=== Records to use ===
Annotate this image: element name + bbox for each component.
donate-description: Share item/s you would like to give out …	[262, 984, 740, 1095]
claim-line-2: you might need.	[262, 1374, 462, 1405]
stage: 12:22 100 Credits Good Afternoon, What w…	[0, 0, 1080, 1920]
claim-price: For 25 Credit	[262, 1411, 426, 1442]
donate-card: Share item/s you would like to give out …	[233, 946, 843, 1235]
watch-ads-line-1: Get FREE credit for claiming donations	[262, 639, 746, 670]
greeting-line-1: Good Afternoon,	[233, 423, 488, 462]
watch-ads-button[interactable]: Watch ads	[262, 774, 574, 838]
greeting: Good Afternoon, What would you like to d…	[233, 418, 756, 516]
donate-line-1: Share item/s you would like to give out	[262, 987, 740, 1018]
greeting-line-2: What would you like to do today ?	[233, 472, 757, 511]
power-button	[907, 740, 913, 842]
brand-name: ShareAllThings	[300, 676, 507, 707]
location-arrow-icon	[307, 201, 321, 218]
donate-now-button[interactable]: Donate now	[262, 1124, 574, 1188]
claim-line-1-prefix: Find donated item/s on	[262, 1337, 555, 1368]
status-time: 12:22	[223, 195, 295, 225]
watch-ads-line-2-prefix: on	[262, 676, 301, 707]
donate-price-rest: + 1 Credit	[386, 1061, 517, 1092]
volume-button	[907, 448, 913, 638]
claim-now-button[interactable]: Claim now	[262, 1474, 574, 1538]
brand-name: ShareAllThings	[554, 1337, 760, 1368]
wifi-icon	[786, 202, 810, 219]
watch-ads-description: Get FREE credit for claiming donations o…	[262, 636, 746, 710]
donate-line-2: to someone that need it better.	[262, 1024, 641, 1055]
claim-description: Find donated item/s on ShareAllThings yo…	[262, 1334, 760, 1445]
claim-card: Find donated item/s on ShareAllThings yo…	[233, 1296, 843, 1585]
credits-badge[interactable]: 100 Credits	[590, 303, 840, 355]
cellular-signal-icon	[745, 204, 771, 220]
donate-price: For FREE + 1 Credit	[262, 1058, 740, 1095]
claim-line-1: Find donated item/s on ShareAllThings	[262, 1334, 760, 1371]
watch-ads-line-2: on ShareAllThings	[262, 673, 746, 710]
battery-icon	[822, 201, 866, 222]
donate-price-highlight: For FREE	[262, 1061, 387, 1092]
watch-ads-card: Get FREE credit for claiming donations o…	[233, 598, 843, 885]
===
- Given exercise:
Copy every row above word for word, with no changes to any line.

- Expected output:
Annotate this image: element name + bbox for each component.
donate-description: Share item/s you would like to give out …	[262, 984, 740, 1095]
claim-line-2: you might need.	[262, 1374, 462, 1405]
stage: 12:22 100 Credits Good Afternoon, What w…	[0, 0, 1080, 1920]
claim-price: For 25 Credit	[262, 1411, 426, 1442]
donate-card: Share item/s you would like to give out …	[233, 946, 843, 1235]
watch-ads-line-1: Get FREE credit for claiming donations	[262, 639, 746, 670]
greeting-line-1: Good Afternoon,	[233, 423, 488, 462]
watch-ads-button[interactable]: Watch ads	[262, 774, 574, 838]
greeting: Good Afternoon, What would you like to d…	[233, 418, 756, 516]
donate-line-1: Share item/s you would like to give out	[262, 987, 740, 1018]
greeting-line-2: What would you like to do today ?	[233, 472, 757, 511]
power-button	[907, 740, 913, 842]
brand-name: ShareAllThings	[300, 676, 507, 707]
location-arrow-icon	[307, 201, 321, 218]
donate-now-button[interactable]: Donate now	[262, 1124, 574, 1188]
claim-line-1-prefix: Find donated item/s on	[262, 1337, 555, 1368]
status-time: 12:22	[223, 195, 295, 225]
watch-ads-line-2-prefix: on	[262, 676, 301, 707]
donate-price-rest: + 1 Credit	[386, 1061, 517, 1092]
volume-button	[907, 448, 913, 638]
claim-now-button[interactable]: Claim now	[262, 1474, 574, 1538]
brand-name: ShareAllThings	[554, 1337, 760, 1368]
wifi-icon	[786, 202, 810, 219]
watch-ads-description: Get FREE credit for claiming donations o…	[262, 636, 746, 710]
donate-line-2: to someone that need it better.	[262, 1024, 641, 1055]
claim-description: Find donated item/s on ShareAllThings yo…	[262, 1334, 760, 1445]
claim-card: Find donated item/s on ShareAllThings yo…	[233, 1296, 843, 1585]
credits-badge[interactable]: 100 Credits	[590, 303, 840, 355]
cellular-signal-icon	[745, 204, 771, 220]
donate-price: For FREE + 1 Credit	[262, 1058, 740, 1095]
claim-line-1: Find donated item/s on ShareAllThings	[262, 1334, 760, 1371]
watch-ads-line-2: on ShareAllThings	[262, 673, 746, 710]
battery-icon	[822, 201, 866, 222]
donate-price-highlight: For FREE	[262, 1061, 387, 1092]
watch-ads-card: Get FREE credit for claiming donations o…	[233, 598, 843, 885]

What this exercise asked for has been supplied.